-- Start DATA FOR THIS EXERCISE --

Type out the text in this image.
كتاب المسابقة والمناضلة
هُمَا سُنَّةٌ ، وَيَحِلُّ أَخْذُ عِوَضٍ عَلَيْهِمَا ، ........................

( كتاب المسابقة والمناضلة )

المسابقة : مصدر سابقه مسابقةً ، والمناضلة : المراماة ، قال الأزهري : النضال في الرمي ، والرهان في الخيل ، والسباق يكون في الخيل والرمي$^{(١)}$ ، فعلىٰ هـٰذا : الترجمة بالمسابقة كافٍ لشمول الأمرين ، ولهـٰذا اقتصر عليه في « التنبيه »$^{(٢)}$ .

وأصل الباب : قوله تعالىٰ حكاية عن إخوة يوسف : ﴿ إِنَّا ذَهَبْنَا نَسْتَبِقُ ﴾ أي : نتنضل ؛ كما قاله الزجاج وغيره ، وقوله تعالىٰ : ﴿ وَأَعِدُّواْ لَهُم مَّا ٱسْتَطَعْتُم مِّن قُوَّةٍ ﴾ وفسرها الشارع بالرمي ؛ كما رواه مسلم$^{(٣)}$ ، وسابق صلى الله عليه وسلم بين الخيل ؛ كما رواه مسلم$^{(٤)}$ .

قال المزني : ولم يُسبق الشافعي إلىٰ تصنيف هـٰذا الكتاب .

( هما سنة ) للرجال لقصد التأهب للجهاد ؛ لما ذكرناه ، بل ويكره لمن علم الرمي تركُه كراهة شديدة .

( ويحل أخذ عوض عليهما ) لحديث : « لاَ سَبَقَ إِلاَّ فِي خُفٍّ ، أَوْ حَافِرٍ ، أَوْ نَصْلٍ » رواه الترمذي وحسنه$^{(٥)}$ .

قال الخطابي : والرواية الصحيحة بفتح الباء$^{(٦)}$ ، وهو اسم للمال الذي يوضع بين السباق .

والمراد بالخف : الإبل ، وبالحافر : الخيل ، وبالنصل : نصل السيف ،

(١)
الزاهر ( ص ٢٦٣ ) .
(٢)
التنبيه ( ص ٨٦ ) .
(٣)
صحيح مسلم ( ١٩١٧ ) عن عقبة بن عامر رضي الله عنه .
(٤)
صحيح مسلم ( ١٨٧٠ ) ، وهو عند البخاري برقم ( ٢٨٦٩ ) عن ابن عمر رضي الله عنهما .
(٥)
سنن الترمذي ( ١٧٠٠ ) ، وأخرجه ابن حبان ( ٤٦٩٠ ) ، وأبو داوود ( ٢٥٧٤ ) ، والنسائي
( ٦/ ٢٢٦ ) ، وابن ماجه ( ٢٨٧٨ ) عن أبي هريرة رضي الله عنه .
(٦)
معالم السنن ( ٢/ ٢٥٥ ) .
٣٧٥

-- End DATA FOR THIS EXERCISE --
-- Start DATA FOR THIS EXERCISE --

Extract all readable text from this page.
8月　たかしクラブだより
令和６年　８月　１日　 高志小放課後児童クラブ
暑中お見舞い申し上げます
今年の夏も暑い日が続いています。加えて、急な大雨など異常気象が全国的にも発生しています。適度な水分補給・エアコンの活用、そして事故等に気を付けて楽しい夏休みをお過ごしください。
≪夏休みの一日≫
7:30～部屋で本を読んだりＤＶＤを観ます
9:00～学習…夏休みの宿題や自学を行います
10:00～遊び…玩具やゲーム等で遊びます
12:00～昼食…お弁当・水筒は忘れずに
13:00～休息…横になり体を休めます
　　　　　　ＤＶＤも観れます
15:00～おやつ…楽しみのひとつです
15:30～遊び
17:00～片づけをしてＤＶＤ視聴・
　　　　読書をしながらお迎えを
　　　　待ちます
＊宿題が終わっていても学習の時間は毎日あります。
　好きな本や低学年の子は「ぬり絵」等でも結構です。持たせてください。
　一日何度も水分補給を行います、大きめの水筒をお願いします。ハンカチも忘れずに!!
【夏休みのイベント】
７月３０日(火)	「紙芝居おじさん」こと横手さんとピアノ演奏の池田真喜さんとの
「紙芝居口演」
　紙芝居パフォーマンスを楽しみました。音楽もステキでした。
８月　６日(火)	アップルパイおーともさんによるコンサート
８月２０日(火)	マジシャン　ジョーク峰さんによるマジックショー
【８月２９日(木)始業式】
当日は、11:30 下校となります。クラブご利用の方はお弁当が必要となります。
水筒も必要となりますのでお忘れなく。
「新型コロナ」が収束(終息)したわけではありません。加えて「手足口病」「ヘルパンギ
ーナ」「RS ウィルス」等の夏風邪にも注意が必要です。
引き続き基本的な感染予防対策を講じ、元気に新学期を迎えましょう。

-- End DATA FOR THIS EXERCISE --
-- Start DATA FOR THIS EXERCISE --

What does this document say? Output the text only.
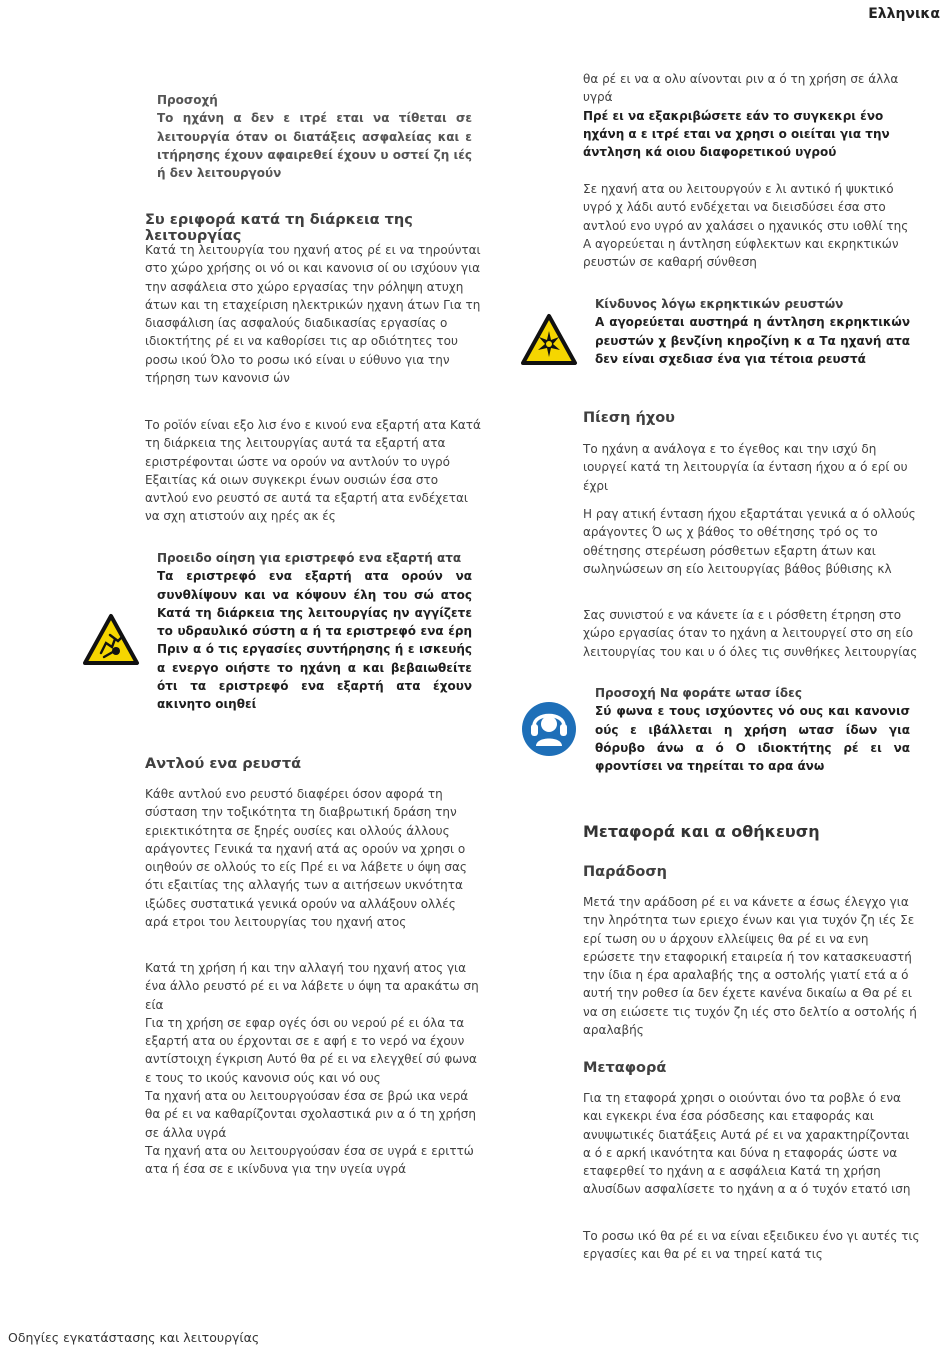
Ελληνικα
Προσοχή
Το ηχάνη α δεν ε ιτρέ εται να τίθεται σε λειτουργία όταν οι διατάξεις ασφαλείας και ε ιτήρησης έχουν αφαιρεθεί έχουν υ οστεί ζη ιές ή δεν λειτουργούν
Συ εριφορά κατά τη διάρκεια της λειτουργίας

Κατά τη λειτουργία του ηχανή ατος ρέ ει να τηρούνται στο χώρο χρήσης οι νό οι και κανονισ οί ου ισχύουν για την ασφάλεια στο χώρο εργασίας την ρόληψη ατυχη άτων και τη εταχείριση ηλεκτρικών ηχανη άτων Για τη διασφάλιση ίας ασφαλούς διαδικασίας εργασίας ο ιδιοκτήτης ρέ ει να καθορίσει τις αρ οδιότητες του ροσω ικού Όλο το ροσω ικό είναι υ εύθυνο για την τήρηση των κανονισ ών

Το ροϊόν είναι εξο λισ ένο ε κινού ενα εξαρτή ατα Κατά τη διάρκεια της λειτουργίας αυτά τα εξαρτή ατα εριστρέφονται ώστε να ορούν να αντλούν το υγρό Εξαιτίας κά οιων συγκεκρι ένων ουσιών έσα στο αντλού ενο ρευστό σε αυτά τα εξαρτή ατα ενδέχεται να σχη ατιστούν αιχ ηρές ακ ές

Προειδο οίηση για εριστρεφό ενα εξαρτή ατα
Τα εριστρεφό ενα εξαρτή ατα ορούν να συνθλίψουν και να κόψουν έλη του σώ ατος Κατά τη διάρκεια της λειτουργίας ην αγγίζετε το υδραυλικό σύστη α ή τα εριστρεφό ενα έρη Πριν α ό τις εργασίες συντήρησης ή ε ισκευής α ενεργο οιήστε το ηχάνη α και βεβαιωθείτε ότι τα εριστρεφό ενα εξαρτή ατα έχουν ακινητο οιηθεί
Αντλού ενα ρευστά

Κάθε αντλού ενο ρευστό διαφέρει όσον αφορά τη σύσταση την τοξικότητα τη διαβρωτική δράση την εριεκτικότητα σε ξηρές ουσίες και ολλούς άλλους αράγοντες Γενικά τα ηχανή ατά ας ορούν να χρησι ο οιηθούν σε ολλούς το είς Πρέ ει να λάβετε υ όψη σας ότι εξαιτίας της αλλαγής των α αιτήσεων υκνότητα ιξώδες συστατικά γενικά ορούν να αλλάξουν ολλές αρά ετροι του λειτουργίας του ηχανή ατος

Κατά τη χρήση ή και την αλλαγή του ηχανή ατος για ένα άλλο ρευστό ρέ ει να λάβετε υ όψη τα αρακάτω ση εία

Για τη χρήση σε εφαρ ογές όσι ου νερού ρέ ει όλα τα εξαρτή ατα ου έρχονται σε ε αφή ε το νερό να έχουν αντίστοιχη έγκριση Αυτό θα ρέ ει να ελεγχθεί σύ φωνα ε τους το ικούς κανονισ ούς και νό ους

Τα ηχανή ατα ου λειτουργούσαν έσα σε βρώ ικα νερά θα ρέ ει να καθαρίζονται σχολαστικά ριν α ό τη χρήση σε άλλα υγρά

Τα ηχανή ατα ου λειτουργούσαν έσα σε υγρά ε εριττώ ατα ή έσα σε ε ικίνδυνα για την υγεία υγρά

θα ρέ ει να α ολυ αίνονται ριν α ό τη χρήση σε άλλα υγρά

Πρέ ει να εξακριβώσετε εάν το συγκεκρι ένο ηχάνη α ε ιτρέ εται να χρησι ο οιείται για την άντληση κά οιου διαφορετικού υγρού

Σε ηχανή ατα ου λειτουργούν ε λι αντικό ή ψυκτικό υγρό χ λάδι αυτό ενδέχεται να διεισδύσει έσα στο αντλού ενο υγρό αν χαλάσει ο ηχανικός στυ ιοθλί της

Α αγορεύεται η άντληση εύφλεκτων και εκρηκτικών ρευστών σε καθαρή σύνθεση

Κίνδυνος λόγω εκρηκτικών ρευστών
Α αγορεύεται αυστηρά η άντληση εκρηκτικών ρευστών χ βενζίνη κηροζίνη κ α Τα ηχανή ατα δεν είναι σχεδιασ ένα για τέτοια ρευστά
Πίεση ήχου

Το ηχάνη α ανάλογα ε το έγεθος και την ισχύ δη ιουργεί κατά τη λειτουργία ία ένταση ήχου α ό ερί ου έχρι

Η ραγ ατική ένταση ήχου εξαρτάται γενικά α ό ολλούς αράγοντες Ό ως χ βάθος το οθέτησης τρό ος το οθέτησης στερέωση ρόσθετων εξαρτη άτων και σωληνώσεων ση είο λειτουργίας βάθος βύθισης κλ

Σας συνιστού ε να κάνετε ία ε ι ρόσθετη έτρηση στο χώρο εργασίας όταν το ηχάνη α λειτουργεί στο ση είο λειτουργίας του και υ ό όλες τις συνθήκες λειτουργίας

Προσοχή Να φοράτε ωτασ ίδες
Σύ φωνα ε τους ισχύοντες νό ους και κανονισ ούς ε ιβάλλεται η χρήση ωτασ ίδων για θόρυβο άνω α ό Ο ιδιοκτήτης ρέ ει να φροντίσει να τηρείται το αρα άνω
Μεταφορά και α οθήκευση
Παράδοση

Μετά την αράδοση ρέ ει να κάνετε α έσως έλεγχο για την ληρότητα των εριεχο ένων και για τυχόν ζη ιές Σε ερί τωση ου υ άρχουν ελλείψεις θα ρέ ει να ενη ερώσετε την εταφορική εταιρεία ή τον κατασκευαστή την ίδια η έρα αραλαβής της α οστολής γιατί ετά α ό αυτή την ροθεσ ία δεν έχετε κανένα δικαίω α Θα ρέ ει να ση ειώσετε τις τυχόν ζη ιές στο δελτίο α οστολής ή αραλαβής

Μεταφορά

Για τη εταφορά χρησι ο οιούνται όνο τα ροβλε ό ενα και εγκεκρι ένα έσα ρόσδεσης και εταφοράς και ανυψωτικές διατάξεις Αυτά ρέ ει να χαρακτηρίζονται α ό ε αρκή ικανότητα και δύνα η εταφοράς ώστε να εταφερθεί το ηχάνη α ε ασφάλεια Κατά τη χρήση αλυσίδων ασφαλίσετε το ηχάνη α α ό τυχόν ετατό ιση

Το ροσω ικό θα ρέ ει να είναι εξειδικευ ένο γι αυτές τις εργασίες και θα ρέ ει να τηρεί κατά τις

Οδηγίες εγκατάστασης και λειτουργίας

-- End DATA FOR THIS EXERCISE --

*GOAL*: Copy each line of the entries that includes the word "κανονισ".

*SOLUTION FOR THIS PROBLEM*:
Κατά τη λειτουργία του ηχανή ατος ρέ ει να τηρούνται στο χώρο χρήσης οι νό οι και κανονισ οί ου ισχύουν για την ασφάλεια στο χώρο εργασίας την ρόληψη ατυχη άτων και τη εταχείριση ηλεκτρικών ηχανη άτων Για τη διασφάλιση ίας ασφαλούς διαδικασίας εργασίας ο ιδιοκτήτης ρέ ει να καθορίσει τις αρ οδιότητες του ροσω ικού Όλο το ροσω ικό είναι υ εύθυνο για την τήρηση των κανονισ ών
Για τη χρήση σε εφαρ ογές όσι ου νερού ρέ ει όλα τα εξαρτή ατα ου έρχονται σε ε αφή ε το νερό να έχουν αντίστοιχη έγκριση Αυτό θα ρέ ει να ελεγχθεί σύ φωνα ε τους το ικούς κανονισ ούς και νό ους
Σύ φωνα ε τους ισχύοντες νό ους και κανονισ ούς ε ιβάλλεται η χρήση ωτασ ίδων για θόρυβο άνω α ό Ο ιδιοκτήτης ρέ ει να φροντίσει να τηρείται το αρα άνω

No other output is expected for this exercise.